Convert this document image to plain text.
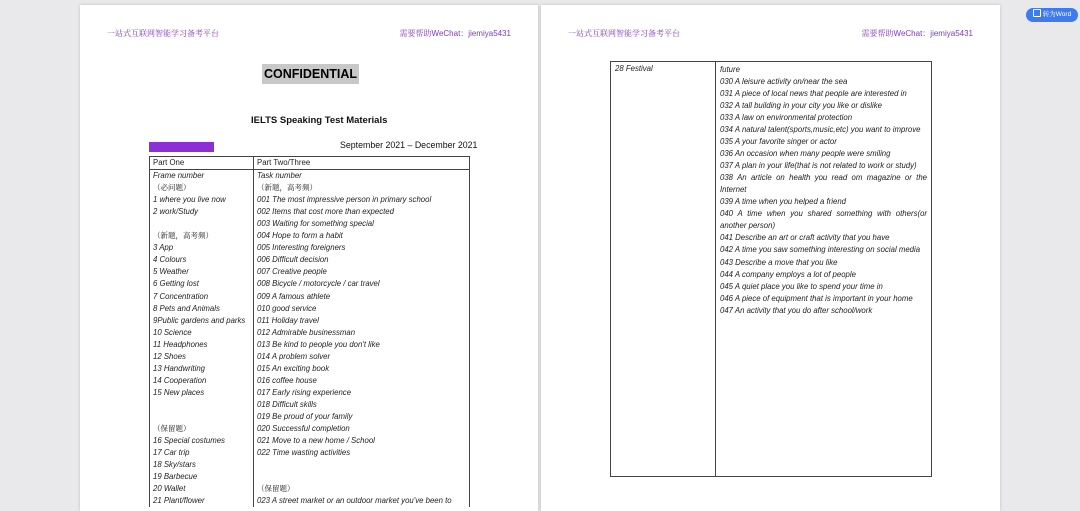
一站式互联网智能学习备考平台	需要帮助WeChat：jiemiya5431
CONFIDENTIAL
IELTS Speaking Test Materials
September 2021 – December 2021
Part One	Part Two/Three
Frame number	Task number
（必问题）	（新题，高考频）
1 where you live now	001 The most impressive person in primary school
2 work/Study	002 Items that cost more than expected
	003 Waiting for something special
（新题，高考频）	004 Hope to form a habit
3 App	005 Interesting foreigners
4 Colours	006 Difficult decision
5 Weather	007 Creative people
6 Getting lost	008 Bicycle / motorcycle / car travel
7 Concentration	009 A famous athlete
8 Pets and Animals	010 good service
9Public gardens and parks	011 Holiday travel
10 Science	012 Admirable businessman
11 Headphones	013 Be kind to people you don't like
12 Shoes	014 A problem solver
13 Handwriting	015 An exciting book
14 Cooperation	016 coffee house
15 New places	017 Early rising experience
	018 Difficult skills
	019 Be proud of your family
（保留题）	020 Successful completion
16 Special costumes	021 Move to a new home / School
17 Car trip	022 Time wasting activities
18 Sky/stars	
19 Barbecue	
20 Wallet	（保留题）
21 Plant/flower	023 A street market or an outdoor market you've been to
一站式互联网智能学习备考平台	需要帮助WeChat：jiemiya5431
28 Festival	future
030 A leisure activity on/near the sea
031 A piece of local news that people are interested in
032 A tall building in your city you like or dislike
033 A law on environmental protection
034 A natural talent(sports,music,etc) you want to improve
035 A your favorite singer or actor
036 An occasion when many people were smiling
037 A plan in your life(that is not related to work or study)
038 An article on health you read om magazine or the Internet
039 A time when you helped a friend
040 A time when you shared something with others(or another person)
041 Describe an art or craft activity that you have
042 A time you saw something interesting on social media
043 Describe a move that you like
044 A company employs a lot of people
045 A quiet place you like to spend your time in
046 A piece of equipment that is important in your home
047 An activity that you do after school/work
转为Word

______________________________

Problem details.
Repeat the listing in full and exactly. Leave any pictures out.

The completed task.
Convert this document image to plain text.
一站式互联网智能学习备考平台	需要帮助WeChat：jiemiya5431
CONFIDENTIAL
IELTS Speaking Test Materials
September 2021 – December 2021
Part One	Part Two/Three
Frame number	Task number
（必问题）	（新题，高考频）
1 where you live now	001 The most impressive person in primary school
2 work/Study	002 Items that cost more than expected
	003 Waiting for something special
（新题，高考频）	004 Hope to form a habit
3 App	005 Interesting foreigners
4 Colours	006 Difficult decision
5 Weather	007 Creative people
6 Getting lost	008 Bicycle / motorcycle / car travel
7 Concentration	009 A famous athlete
8 Pets and Animals	010 good service
9Public gardens and parks	011 Holiday travel
10 Science	012 Admirable businessman
11 Headphones	013 Be kind to people you don't like
12 Shoes	014 A problem solver
13 Handwriting	015 An exciting book
14 Cooperation	016 coffee house
15 New places	017 Early rising experience
	018 Difficult skills
	019 Be proud of your family
（保留题）	020 Successful completion
16 Special costumes	021 Move to a new home / School
17 Car trip	022 Time wasting activities
18 Sky/stars	
19 Barbecue	
20 Wallet	（保留题）
21 Plant/flower	023 A street market or an outdoor market you've been to
一站式互联网智能学习备考平台	需要帮助WeChat：jiemiya5431
28 Festival	future
030 A leisure activity on/near the sea
031 A piece of local news that people are interested in
032 A tall building in your city you like or dislike
033 A law on environmental protection
034 A natural talent(sports,music,etc) you want to improve
035 A your favorite singer or actor
036 An occasion when many people were smiling
037 A plan in your life(that is not related to work or study)
038 An article on health you read om magazine or the Internet
039 A time when you helped a friend
040 A time when you shared something with others(or another person)
041 Describe an art or craft activity that you have
042 A time you saw something interesting on social media
043 Describe a move that you like
044 A company employs a lot of people
045 A quiet place you like to spend your time in
046 A piece of equipment that is important in your home
047 An activity that you do after school/work
转为Word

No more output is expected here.